======== Supplied information ========

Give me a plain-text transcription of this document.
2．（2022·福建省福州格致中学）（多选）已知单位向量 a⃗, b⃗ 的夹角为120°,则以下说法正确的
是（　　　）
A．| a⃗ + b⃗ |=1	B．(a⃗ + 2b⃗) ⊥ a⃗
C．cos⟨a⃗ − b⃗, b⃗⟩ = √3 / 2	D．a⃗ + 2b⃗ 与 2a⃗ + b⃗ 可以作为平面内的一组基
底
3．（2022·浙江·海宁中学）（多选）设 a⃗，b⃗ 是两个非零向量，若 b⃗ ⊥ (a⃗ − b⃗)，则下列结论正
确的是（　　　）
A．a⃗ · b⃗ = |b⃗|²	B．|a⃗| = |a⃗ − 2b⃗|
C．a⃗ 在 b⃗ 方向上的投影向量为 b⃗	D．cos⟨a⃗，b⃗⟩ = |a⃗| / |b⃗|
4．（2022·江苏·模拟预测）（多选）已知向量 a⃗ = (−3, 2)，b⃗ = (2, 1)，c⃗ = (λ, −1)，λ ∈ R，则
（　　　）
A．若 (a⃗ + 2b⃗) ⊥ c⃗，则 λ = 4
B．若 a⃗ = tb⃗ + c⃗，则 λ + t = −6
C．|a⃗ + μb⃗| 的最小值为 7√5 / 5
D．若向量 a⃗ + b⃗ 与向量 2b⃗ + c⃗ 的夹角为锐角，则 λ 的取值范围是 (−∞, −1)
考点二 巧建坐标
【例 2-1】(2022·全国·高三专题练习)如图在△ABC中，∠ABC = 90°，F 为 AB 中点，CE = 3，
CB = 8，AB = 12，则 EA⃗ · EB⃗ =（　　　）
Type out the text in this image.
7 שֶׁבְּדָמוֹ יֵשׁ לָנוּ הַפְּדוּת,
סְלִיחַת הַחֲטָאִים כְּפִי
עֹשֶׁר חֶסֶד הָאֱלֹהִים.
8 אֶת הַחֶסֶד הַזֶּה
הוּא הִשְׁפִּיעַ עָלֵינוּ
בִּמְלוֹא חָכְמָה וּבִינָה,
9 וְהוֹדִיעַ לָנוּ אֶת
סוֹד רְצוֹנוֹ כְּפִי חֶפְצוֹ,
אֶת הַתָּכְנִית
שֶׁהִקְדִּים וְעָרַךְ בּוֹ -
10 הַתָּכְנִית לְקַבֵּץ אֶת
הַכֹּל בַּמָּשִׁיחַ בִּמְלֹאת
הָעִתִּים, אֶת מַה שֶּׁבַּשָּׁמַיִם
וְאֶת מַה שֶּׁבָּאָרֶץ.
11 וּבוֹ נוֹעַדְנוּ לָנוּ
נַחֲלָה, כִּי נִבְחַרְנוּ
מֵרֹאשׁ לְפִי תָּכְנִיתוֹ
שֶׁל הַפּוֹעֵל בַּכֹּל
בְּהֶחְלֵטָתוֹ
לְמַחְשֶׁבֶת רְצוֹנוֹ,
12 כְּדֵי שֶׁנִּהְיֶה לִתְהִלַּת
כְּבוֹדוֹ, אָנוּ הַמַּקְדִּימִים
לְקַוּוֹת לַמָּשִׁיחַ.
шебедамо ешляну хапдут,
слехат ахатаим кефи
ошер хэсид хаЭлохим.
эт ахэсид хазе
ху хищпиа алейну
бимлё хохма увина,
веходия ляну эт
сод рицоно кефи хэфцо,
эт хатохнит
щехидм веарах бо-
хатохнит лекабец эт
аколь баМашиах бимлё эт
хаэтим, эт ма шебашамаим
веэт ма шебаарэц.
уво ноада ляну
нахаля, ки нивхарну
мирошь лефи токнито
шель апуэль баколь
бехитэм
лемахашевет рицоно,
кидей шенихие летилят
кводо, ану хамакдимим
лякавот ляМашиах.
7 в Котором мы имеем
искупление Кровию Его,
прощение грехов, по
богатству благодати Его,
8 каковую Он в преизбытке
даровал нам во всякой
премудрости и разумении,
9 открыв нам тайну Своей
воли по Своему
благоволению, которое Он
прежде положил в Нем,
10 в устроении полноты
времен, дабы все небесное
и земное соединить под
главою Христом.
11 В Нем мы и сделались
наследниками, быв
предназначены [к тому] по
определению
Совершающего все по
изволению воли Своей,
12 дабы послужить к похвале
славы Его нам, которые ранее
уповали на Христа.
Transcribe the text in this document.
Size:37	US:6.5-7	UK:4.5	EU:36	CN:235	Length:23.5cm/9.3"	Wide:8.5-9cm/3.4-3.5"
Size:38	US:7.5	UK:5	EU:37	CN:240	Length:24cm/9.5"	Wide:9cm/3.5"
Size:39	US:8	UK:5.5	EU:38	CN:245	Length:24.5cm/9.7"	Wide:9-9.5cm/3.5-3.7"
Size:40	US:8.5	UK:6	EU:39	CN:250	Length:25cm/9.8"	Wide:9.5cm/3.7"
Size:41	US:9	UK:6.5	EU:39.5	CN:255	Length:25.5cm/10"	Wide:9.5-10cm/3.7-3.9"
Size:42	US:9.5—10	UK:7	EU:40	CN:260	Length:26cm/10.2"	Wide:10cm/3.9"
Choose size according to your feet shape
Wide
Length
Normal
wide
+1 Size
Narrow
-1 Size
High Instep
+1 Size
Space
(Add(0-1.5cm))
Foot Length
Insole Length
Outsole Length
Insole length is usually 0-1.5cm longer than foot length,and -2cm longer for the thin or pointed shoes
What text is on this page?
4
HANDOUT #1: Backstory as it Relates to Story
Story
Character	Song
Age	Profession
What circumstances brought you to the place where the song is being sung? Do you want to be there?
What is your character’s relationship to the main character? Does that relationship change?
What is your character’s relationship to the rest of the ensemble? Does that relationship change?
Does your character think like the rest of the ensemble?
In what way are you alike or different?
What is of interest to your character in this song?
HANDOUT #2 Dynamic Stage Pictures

========

Direction:
Pick out the lines containing the word "Does" and show them.

Answer to the exercise:
What is your character’s relationship to the main character? Does that relationship change?
What is your character’s relationship to the rest of the ensemble? Does that relationship change?
Does your character think like the rest of the ensemble?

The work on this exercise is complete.